- **Problem details**
In full and without alteration, repeat the material.

- **Extracted records**

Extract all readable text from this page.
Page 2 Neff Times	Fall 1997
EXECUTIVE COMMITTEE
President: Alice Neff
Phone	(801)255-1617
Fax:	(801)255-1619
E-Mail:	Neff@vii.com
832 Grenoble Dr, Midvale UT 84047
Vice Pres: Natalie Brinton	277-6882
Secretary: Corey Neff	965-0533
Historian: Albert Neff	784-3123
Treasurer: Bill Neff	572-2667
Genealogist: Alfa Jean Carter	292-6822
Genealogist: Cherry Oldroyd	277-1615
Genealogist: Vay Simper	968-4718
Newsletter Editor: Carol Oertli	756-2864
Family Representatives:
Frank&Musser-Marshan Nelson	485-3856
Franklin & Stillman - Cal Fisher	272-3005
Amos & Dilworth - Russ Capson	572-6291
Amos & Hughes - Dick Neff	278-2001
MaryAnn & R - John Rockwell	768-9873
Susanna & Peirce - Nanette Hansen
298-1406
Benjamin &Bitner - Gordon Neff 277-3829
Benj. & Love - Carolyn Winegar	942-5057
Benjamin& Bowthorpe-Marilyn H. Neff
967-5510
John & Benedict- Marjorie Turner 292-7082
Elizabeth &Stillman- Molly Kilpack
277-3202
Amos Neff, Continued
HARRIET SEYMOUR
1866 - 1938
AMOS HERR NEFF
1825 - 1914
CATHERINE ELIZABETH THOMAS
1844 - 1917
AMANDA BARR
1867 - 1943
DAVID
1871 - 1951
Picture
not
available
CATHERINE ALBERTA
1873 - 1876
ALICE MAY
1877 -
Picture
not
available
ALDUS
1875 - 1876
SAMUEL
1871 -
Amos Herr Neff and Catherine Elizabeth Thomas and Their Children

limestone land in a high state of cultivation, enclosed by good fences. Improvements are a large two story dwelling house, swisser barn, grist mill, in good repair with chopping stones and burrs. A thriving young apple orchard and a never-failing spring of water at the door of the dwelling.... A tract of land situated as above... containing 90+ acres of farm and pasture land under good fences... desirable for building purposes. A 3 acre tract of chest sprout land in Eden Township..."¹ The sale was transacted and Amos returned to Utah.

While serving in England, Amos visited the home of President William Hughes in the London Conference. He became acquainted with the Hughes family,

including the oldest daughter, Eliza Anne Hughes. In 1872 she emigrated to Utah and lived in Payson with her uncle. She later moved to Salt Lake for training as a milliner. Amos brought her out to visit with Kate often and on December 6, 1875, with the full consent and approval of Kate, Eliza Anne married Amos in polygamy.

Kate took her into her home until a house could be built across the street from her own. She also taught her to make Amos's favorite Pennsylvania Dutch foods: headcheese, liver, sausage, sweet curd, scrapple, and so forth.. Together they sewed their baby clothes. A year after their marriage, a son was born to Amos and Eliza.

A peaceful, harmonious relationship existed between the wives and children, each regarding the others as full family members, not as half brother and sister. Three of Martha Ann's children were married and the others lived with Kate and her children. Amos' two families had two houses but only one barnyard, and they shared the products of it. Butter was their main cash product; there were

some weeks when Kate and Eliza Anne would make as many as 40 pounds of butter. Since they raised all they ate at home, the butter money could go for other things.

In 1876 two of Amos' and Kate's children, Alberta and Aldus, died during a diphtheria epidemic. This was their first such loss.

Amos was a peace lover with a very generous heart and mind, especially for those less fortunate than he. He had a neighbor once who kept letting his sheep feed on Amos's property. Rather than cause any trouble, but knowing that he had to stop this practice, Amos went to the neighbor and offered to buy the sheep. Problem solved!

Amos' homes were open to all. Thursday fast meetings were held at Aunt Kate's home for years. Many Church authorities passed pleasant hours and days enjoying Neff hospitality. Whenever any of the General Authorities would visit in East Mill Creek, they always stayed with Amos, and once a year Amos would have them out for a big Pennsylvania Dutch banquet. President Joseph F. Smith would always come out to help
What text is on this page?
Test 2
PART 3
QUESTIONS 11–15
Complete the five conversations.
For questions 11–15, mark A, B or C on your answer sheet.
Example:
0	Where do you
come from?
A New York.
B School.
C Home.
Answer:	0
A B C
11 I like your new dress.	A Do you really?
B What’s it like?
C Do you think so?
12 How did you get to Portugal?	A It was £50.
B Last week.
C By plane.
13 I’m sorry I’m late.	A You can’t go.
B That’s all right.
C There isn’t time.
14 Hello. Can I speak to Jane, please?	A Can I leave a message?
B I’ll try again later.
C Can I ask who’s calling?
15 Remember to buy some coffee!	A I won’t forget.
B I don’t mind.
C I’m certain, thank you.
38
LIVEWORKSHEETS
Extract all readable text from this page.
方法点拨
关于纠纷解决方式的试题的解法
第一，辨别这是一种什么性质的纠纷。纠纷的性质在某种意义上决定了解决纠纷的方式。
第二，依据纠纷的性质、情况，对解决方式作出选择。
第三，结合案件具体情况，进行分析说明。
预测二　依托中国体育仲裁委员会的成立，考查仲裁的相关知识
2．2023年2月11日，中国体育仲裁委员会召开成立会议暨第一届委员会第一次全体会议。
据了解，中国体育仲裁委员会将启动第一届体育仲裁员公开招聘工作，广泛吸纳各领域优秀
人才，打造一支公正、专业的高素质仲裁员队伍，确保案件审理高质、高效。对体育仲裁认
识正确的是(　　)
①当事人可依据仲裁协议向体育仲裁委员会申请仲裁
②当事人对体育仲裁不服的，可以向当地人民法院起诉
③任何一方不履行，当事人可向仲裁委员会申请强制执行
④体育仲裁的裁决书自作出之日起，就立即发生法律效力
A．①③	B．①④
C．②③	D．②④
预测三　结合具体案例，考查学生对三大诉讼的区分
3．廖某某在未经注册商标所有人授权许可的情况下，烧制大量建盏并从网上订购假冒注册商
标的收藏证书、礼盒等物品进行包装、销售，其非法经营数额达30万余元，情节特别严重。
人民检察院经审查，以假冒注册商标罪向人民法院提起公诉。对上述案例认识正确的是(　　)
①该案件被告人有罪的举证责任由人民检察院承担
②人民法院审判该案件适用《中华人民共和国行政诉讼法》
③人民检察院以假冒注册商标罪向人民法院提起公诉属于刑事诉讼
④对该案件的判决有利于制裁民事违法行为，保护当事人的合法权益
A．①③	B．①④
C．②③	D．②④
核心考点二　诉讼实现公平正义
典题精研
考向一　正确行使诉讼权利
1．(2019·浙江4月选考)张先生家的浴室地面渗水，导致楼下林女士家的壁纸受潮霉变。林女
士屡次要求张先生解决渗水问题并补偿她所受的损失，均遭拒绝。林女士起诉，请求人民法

- **Answer to this task**
Extract all readable text from this page.
Page 2 Neff Times	Fall 1997
EXECUTIVE COMMITTEE
President: Alice Neff
Phone	(801)255-1617
Fax:	(801)255-1619
E-Mail:	Neff@vii.com
832 Grenoble Dr, Midvale UT 84047
Vice Pres: Natalie Brinton	277-6882
Secretary: Corey Neff	965-0533
Historian: Albert Neff	784-3123
Treasurer: Bill Neff	572-2667
Genealogist: Alfa Jean Carter	292-6822
Genealogist: Cherry Oldroyd	277-1615
Genealogist: Vay Simper	968-4718
Newsletter Editor: Carol Oertli	756-2864
Family Representatives:
Frank&Musser-Marshan Nelson	485-3856
Franklin & Stillman - Cal Fisher	272-3005
Amos & Dilworth - Russ Capson	572-6291
Amos & Hughes - Dick Neff	278-2001
MaryAnn & R - John Rockwell	768-9873
Susanna & Peirce - Nanette Hansen
298-1406
Benjamin &Bitner - Gordon Neff 277-3829
Benj. & Love - Carolyn Winegar	942-5057
Benjamin& Bowthorpe-Marilyn H. Neff
967-5510
John & Benedict- Marjorie Turner 292-7082
Elizabeth &Stillman- Molly Kilpack
277-3202
Amos Neff, Continued
HARRIET SEYMOUR
1866 - 1938
AMOS HERR NEFF
1825 - 1914
CATHERINE ELIZABETH THOMAS
1844 - 1917
AMANDA BARR
1867 - 1943
DAVID
1871 - 1951
Picture
not
available
CATHERINE ALBERTA
1873 - 1876
ALICE MAY
1877 -
Picture
not
available
ALDUS
1875 - 1876
SAMUEL
1871 -
Amos Herr Neff and Catherine Elizabeth Thomas and Their Children

limestone land in a high state of cultivation, enclosed by good fences. Improvements are a large two story dwelling house, swisser barn, grist mill, in good repair with chopping stones and burrs. A thriving young apple orchard and a never-failing spring of water at the door of the dwelling.... A tract of land situated as above... containing 90+ acres of farm and pasture land under good fences... desirable for building purposes. A 3 acre tract of chest sprout land in Eden Township..."¹ The sale was transacted and Amos returned to Utah.

While serving in England, Amos visited the home of President William Hughes in the London Conference. He became acquainted with the Hughes family,

including the oldest daughter, Eliza Anne Hughes. In 1872 she emigrated to Utah and lived in Payson with her uncle. She later moved to Salt Lake for training as a milliner. Amos brought her out to visit with Kate often and on December 6, 1875, with the full consent and approval of Kate, Eliza Anne married Amos in polygamy.

Kate took her into her home until a house could be built across the street from her own. She also taught her to make Amos's favorite Pennsylvania Dutch foods: headcheese, liver, sausage, sweet curd, scrapple, and so forth.. Together they sewed their baby clothes. A year after their marriage, a son was born to Amos and Eliza.

A peaceful, harmonious relationship existed between the wives and children, each regarding the others as full family members, not as half brother and sister. Three of Martha Ann's children were married and the others lived with Kate and her children. Amos' two families had two houses but only one barnyard, and they shared the products of it. Butter was their main cash product; there were

some weeks when Kate and Eliza Anne would make as many as 40 pounds of butter. Since they raised all they ate at home, the butter money could go for other things.

In 1876 two of Amos' and Kate's children, Alberta and Aldus, died during a diphtheria epidemic. This was their first such loss.

Amos was a peace lover with a very generous heart and mind, especially for those less fortunate than he. He had a neighbor once who kept letting his sheep feed on Amos's property. Rather than cause any trouble, but knowing that he had to stop this practice, Amos went to the neighbor and offered to buy the sheep. Problem solved!

Amos' homes were open to all. Thursday fast meetings were held at Aunt Kate's home for years. Many Church authorities passed pleasant hours and days enjoying Neff hospitality. Whenever any of the General Authorities would visit in East Mill Creek, they always stayed with Amos, and once a year Amos would have them out for a big Pennsylvania Dutch banquet. President Joseph F. Smith would always come out to help
What text is on this page?
Test 2
PART 3
QUESTIONS 11–15
Complete the five conversations.
For questions 11–15, mark A, B or C on your answer sheet.
Example:
0	Where do you
come from?
A New York.
B School.
C Home.
Answer:	0
A B C
11 I like your new dress.	A Do you really?
B What’s it like?
C Do you think so?
12 How did you get to Portugal?	A It was £50.
B Last week.
C By plane.
13 I’m sorry I’m late.	A You can’t go.
B That’s all right.
C There isn’t time.
14 Hello. Can I speak to Jane, please?	A Can I leave a message?
B I’ll try again later.
C Can I ask who’s calling?
15 Remember to buy some coffee!	A I won’t forget.
B I don’t mind.
C I’m certain, thank you.
38
LIVEWORKSHEETS
Extract all readable text from this page.
方法点拨
关于纠纷解决方式的试题的解法
第一，辨别这是一种什么性质的纠纷。纠纷的性质在某种意义上决定了解决纠纷的方式。
第二，依据纠纷的性质、情况，对解决方式作出选择。
第三，结合案件具体情况，进行分析说明。
预测二　依托中国体育仲裁委员会的成立，考查仲裁的相关知识
2．2023年2月11日，中国体育仲裁委员会召开成立会议暨第一届委员会第一次全体会议。
据了解，中国体育仲裁委员会将启动第一届体育仲裁员公开招聘工作，广泛吸纳各领域优秀
人才，打造一支公正、专业的高素质仲裁员队伍，确保案件审理高质、高效。对体育仲裁认
识正确的是(　　)
①当事人可依据仲裁协议向体育仲裁委员会申请仲裁
②当事人对体育仲裁不服的，可以向当地人民法院起诉
③任何一方不履行，当事人可向仲裁委员会申请强制执行
④体育仲裁的裁决书自作出之日起，就立即发生法律效力
A．①③	B．①④
C．②③	D．②④
预测三　结合具体案例，考查学生对三大诉讼的区分
3．廖某某在未经注册商标所有人授权许可的情况下，烧制大量建盏并从网上订购假冒注册商
标的收藏证书、礼盒等物品进行包装、销售，其非法经营数额达30万余元，情节特别严重。
人民检察院经审查，以假冒注册商标罪向人民法院提起公诉。对上述案例认识正确的是(　　)
①该案件被告人有罪的举证责任由人民检察院承担
②人民法院审判该案件适用《中华人民共和国行政诉讼法》
③人民检察院以假冒注册商标罪向人民法院提起公诉属于刑事诉讼
④对该案件的判决有利于制裁民事违法行为，保护当事人的合法权益
A．①③	B．①④
C．②③	D．②④
核心考点二　诉讼实现公平正义
典题精研
考向一　正确行使诉讼权利
1．(2019·浙江4月选考)张先生家的浴室地面渗水，导致楼下林女士家的壁纸受潮霉变。林女
士屡次要求张先生解决渗水问题并补偿她所受的损失，均遭拒绝。林女士起诉，请求人民法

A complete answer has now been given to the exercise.